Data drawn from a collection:
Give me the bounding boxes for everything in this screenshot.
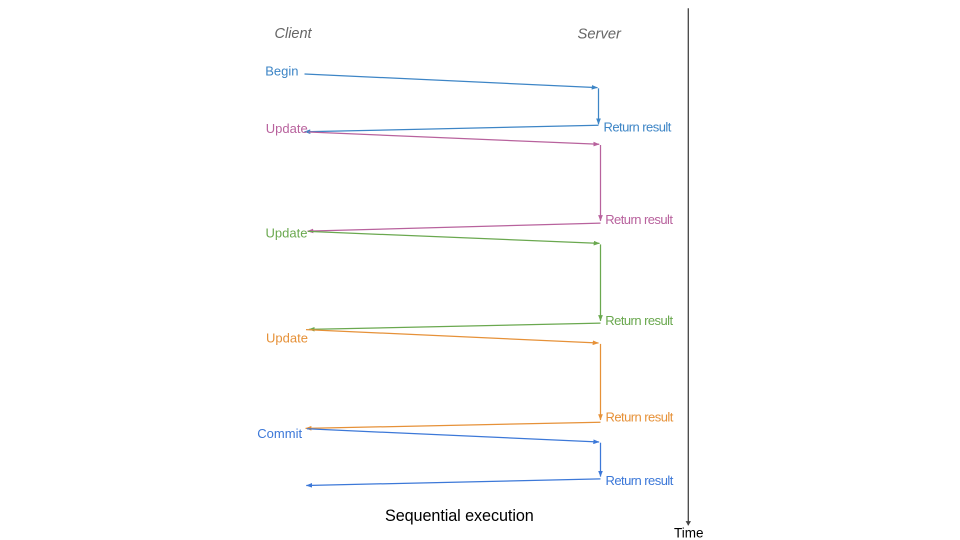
svg-text:Update: Update — [266, 225, 308, 240]
svg-text:Server: Server — [578, 26, 623, 42]
svg-text:Commit: Commit — [257, 426, 302, 441]
svg-text:Client: Client — [275, 26, 313, 42]
svg-text:Return result: Return result — [605, 313, 673, 328]
svg-text:Time: Time — [674, 526, 704, 540]
svg-text:Sequential execution: Sequential execution — [385, 507, 534, 525]
svg-text:Update: Update — [266, 121, 308, 136]
svg-text:Begin: Begin — [265, 63, 298, 78]
svg-text:Return result: Return result — [605, 212, 673, 227]
svg-text:Return result: Return result — [606, 473, 674, 488]
svg-text:Return result: Return result — [606, 410, 674, 425]
svg-text:Update: Update — [266, 330, 308, 345]
svg-text:Return result: Return result — [604, 119, 672, 134]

Set exercise:
Format every line of the entries above as a JSON list of strings, one string per line, skipping blank lines and leaving out the pictures.

In response:
[
  "Give me the bounding boxes for everything in this screenshot.",
  "svg-text:Update: Update — [266, 225, 308, 240]",
  "svg-text:Server: Server — [578, 26, 623, 42]",
  "svg-text:Commit: Commit — [257, 426, 302, 441]",
  "svg-text:Client: Client — [275, 26, 313, 42]",
  "svg-text:Return result: Return result — [605, 313, 673, 328]",
  "svg-text:Time: Time — [674, 526, 704, 540]",
  "svg-text:Sequential execution: Sequential execution — [385, 507, 534, 525]",
  "svg-text:Update: Update — [266, 121, 308, 136]",
  "svg-text:Begin: Begin — [265, 63, 298, 78]",
  "svg-text:Return result: Return result — [605, 212, 673, 227]",
  "svg-text:Return result: Return result — [606, 473, 674, 488]",
  "svg-text:Return result: Return result — [606, 410, 674, 425]",
  "svg-text:Update: Update — [266, 330, 308, 345]",
  "svg-text:Return result: Return result — [604, 119, 672, 134]"
]